# THE INPUT start

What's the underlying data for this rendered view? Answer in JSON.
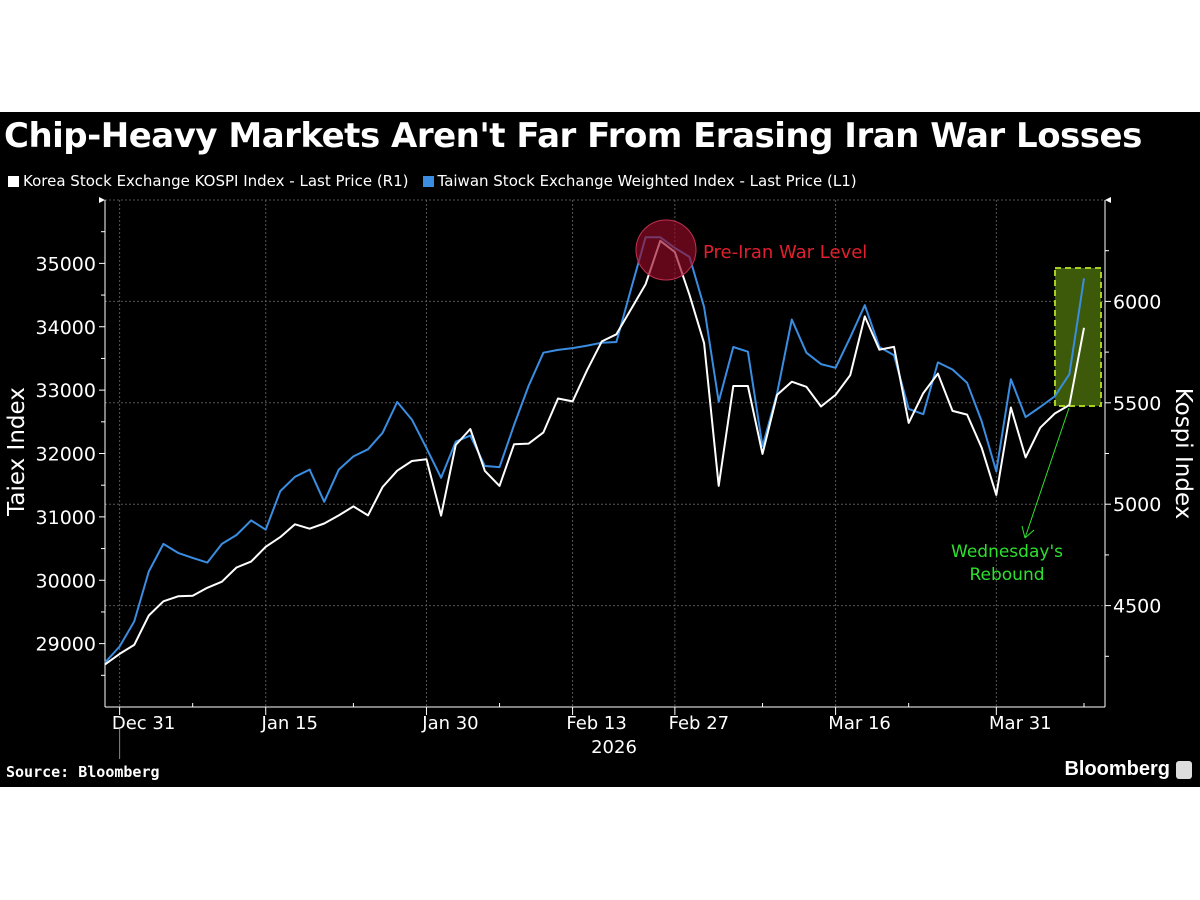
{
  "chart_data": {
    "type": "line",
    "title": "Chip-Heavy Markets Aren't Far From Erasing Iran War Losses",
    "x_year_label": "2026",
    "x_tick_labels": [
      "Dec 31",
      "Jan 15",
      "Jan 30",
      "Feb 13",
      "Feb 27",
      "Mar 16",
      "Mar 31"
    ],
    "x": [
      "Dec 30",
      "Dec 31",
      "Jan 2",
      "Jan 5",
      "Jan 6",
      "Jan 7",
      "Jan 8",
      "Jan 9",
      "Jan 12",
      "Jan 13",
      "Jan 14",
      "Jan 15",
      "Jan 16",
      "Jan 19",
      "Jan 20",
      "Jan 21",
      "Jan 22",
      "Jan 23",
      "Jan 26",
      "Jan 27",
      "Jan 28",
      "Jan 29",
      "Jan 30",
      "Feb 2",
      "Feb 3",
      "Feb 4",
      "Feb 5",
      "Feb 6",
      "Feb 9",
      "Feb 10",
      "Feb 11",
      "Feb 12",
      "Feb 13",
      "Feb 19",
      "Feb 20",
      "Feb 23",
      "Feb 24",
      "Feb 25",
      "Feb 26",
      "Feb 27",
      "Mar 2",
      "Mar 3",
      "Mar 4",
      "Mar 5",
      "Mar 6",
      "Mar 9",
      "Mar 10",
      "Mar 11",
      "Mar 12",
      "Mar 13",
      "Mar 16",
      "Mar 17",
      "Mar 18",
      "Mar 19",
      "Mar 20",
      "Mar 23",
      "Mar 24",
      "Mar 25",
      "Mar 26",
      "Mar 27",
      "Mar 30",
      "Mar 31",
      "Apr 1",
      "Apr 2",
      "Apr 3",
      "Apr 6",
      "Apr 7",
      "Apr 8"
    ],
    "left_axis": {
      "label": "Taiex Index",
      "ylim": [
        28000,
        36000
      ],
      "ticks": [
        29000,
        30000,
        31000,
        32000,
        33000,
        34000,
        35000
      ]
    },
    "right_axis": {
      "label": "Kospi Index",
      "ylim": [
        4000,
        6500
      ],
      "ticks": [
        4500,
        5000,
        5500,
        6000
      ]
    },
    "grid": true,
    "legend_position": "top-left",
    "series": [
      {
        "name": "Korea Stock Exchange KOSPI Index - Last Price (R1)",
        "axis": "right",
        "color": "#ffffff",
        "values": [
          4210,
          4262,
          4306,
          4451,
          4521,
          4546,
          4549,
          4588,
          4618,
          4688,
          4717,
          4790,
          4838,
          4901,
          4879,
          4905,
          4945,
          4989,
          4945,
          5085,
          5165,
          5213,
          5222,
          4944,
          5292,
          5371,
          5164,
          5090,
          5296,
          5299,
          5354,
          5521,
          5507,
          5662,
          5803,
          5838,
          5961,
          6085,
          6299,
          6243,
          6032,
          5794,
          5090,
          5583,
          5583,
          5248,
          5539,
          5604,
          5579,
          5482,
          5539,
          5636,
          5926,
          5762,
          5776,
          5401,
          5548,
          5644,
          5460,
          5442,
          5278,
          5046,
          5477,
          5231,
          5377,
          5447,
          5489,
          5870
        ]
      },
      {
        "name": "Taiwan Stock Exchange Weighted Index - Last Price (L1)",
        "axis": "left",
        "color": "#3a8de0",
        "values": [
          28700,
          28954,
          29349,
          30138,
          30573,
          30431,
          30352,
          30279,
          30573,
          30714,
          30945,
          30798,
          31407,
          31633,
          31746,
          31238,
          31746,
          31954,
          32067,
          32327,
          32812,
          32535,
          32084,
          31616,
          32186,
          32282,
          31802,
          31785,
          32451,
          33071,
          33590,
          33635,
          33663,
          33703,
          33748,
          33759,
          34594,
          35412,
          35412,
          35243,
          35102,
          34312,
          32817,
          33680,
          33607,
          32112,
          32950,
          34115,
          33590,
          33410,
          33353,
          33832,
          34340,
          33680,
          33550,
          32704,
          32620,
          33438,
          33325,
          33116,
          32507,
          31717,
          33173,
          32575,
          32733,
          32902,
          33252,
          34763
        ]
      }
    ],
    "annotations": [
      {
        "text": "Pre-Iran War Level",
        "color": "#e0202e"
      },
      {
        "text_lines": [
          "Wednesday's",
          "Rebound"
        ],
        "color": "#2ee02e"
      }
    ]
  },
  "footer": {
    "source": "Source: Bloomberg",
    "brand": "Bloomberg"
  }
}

# THE INPUT end
# THE INPUT start

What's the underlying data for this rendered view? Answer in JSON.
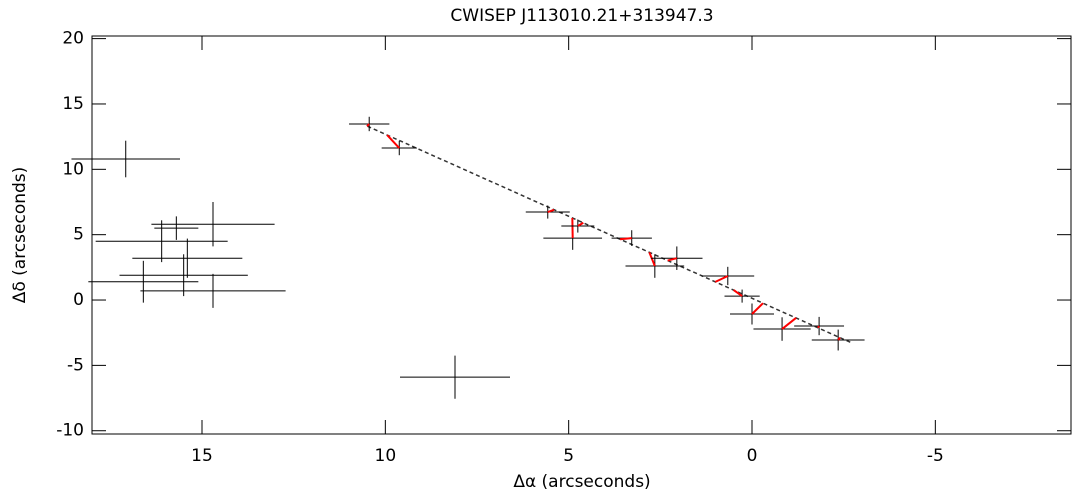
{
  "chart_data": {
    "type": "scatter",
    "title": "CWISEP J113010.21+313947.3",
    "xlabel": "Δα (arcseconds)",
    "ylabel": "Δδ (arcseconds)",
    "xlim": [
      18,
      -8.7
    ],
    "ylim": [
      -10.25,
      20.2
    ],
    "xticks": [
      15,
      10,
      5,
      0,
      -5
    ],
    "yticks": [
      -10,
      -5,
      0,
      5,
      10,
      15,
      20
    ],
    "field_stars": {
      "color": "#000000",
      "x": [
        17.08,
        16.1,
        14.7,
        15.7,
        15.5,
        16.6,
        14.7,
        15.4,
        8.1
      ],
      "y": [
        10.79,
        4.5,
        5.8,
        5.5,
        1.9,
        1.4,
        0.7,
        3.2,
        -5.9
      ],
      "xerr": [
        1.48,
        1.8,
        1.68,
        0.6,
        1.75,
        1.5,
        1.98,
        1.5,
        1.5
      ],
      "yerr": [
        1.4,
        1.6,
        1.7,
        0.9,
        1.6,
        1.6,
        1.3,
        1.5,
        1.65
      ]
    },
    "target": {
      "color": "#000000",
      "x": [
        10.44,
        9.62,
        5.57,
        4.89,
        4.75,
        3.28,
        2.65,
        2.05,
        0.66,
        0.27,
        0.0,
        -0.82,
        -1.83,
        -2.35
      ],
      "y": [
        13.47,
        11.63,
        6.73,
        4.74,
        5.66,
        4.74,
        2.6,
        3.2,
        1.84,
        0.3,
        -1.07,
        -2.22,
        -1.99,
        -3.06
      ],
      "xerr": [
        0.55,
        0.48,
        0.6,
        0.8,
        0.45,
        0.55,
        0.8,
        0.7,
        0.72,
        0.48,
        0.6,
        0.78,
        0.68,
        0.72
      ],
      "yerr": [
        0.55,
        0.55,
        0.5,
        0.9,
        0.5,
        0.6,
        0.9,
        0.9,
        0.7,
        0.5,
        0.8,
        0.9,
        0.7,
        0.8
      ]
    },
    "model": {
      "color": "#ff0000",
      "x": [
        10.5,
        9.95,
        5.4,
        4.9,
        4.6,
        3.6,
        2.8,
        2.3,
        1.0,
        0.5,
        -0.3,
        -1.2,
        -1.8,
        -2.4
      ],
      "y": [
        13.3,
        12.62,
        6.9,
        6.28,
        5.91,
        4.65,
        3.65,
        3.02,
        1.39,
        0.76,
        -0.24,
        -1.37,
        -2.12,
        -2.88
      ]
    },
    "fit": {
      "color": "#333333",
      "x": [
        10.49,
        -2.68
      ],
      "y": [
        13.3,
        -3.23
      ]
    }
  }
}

# THE INPUT end

● **WORK INSTRUCTIONS**
Copy out every line holding the string "arcseconds".

● **TASK OUTPUT**
    "xlabel": "Δα (arcseconds)",
    "ylabel": "Δδ (arcseconds)",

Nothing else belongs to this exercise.